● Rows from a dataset
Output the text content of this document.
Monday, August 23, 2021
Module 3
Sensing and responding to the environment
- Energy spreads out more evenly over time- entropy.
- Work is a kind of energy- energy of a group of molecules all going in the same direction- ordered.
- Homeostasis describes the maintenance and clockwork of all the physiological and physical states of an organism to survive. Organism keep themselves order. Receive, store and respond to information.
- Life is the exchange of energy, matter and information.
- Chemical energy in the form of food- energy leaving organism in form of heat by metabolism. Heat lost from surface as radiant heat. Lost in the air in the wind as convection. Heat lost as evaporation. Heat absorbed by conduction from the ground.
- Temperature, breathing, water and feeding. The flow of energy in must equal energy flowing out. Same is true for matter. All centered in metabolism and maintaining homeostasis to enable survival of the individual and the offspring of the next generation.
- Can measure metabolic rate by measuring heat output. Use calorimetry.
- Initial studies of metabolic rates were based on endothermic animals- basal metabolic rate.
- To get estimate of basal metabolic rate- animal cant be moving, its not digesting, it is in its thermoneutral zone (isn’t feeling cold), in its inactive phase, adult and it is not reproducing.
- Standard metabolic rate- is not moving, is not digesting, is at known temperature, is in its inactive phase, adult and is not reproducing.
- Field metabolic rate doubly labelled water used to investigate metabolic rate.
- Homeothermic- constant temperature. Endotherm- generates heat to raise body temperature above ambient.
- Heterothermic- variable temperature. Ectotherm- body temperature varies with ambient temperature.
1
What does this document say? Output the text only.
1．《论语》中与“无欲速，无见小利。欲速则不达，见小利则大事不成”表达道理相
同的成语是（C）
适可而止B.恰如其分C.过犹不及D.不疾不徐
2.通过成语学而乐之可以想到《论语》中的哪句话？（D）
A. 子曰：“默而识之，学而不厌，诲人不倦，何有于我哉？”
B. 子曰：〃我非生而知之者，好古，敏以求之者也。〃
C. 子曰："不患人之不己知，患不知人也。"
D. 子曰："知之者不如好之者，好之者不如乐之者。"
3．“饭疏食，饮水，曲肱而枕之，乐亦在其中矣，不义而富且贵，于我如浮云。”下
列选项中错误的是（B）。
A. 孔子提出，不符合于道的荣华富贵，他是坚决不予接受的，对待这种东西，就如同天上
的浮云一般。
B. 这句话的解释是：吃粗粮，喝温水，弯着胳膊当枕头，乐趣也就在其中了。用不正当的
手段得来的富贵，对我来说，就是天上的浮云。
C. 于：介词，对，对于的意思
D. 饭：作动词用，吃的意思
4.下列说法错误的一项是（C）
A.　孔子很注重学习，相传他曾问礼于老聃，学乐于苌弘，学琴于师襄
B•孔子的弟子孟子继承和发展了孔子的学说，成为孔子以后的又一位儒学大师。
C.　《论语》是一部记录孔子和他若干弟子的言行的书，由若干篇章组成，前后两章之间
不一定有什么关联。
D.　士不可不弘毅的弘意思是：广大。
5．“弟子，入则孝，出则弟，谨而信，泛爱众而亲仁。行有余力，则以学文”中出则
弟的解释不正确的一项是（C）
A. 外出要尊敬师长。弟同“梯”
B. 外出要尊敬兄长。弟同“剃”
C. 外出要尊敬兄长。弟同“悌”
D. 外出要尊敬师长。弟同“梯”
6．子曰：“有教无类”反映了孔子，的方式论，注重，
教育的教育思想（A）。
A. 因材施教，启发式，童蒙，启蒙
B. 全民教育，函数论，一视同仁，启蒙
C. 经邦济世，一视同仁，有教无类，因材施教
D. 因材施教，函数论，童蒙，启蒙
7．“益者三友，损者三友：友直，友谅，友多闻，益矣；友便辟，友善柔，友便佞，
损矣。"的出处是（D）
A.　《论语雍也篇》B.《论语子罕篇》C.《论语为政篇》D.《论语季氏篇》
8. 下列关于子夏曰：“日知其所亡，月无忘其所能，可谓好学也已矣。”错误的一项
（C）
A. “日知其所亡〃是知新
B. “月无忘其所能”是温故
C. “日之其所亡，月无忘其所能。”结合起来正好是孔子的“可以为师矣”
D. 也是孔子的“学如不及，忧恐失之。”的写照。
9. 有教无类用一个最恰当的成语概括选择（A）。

● WHAT THE TASK REQUIRES
Working from the material above, retype it in its entirety without change.

● SOLUTION FOR THIS PROBLEM
Output the text content of this document.
Monday, August 23, 2021
Module 3
Sensing and responding to the environment
- Energy spreads out more evenly over time- entropy.
- Work is a kind of energy- energy of a group of molecules all going in the same direction- ordered.
- Homeostasis describes the maintenance and clockwork of all the physiological and physical states of an organism to survive. Organism keep themselves order. Receive, store and respond to information.
- Life is the exchange of energy, matter and information.
- Chemical energy in the form of food- energy leaving organism in form of heat by metabolism. Heat lost from surface as radiant heat. Lost in the air in the wind as convection. Heat lost as evaporation. Heat absorbed by conduction from the ground.
- Temperature, breathing, water and feeding. The flow of energy in must equal energy flowing out. Same is true for matter. All centered in metabolism and maintaining homeostasis to enable survival of the individual and the offspring of the next generation.
- Can measure metabolic rate by measuring heat output. Use calorimetry.
- Initial studies of metabolic rates were based on endothermic animals- basal metabolic rate.
- To get estimate of basal metabolic rate- animal cant be moving, its not digesting, it is in its thermoneutral zone (isn’t feeling cold), in its inactive phase, adult and it is not reproducing.
- Standard metabolic rate- is not moving, is not digesting, is at known temperature, is in its inactive phase, adult and is not reproducing.
- Field metabolic rate doubly labelled water used to investigate metabolic rate.
- Homeothermic- constant temperature. Endotherm- generates heat to raise body temperature above ambient.
- Heterothermic- variable temperature. Ectotherm- body temperature varies with ambient temperature.
1
What does this document say? Output the text only.
1．《论语》中与“无欲速，无见小利。欲速则不达，见小利则大事不成”表达道理相
同的成语是（C）
适可而止B.恰如其分C.过犹不及D.不疾不徐
2.通过成语学而乐之可以想到《论语》中的哪句话？（D）
A. 子曰：“默而识之，学而不厌，诲人不倦，何有于我哉？”
B. 子曰：〃我非生而知之者，好古，敏以求之者也。〃
C. 子曰："不患人之不己知，患不知人也。"
D. 子曰："知之者不如好之者，好之者不如乐之者。"
3．“饭疏食，饮水，曲肱而枕之，乐亦在其中矣，不义而富且贵，于我如浮云。”下
列选项中错误的是（B）。
A. 孔子提出，不符合于道的荣华富贵，他是坚决不予接受的，对待这种东西，就如同天上
的浮云一般。
B. 这句话的解释是：吃粗粮，喝温水，弯着胳膊当枕头，乐趣也就在其中了。用不正当的
手段得来的富贵，对我来说，就是天上的浮云。
C. 于：介词，对，对于的意思
D. 饭：作动词用，吃的意思
4.下列说法错误的一项是（C）
A.　孔子很注重学习，相传他曾问礼于老聃，学乐于苌弘，学琴于师襄
B•孔子的弟子孟子继承和发展了孔子的学说，成为孔子以后的又一位儒学大师。
C.　《论语》是一部记录孔子和他若干弟子的言行的书，由若干篇章组成，前后两章之间
不一定有什么关联。
D.　士不可不弘毅的弘意思是：广大。
5．“弟子，入则孝，出则弟，谨而信，泛爱众而亲仁。行有余力，则以学文”中出则
弟的解释不正确的一项是（C）
A. 外出要尊敬师长。弟同“梯”
B. 外出要尊敬兄长。弟同“剃”
C. 外出要尊敬兄长。弟同“悌”
D. 外出要尊敬师长。弟同“梯”
6．子曰：“有教无类”反映了孔子，的方式论，注重，
教育的教育思想（A）。
A. 因材施教，启发式，童蒙，启蒙
B. 全民教育，函数论，一视同仁，启蒙
C. 经邦济世，一视同仁，有教无类，因材施教
D. 因材施教，函数论，童蒙，启蒙
7．“益者三友，损者三友：友直，友谅，友多闻，益矣；友便辟，友善柔，友便佞，
损矣。"的出处是（D）
A.　《论语雍也篇》B.《论语子罕篇》C.《论语为政篇》D.《论语季氏篇》
8. 下列关于子夏曰：“日知其所亡，月无忘其所能，可谓好学也已矣。”错误的一项
（C）
A. “日知其所亡〃是知新
B. “月无忘其所能”是温故
C. “日之其所亡，月无忘其所能。”结合起来正好是孔子的“可以为师矣”
D. 也是孔子的“学如不及，忧恐失之。”的写照。
9. 有教无类用一个最恰当的成语概括选择（A）。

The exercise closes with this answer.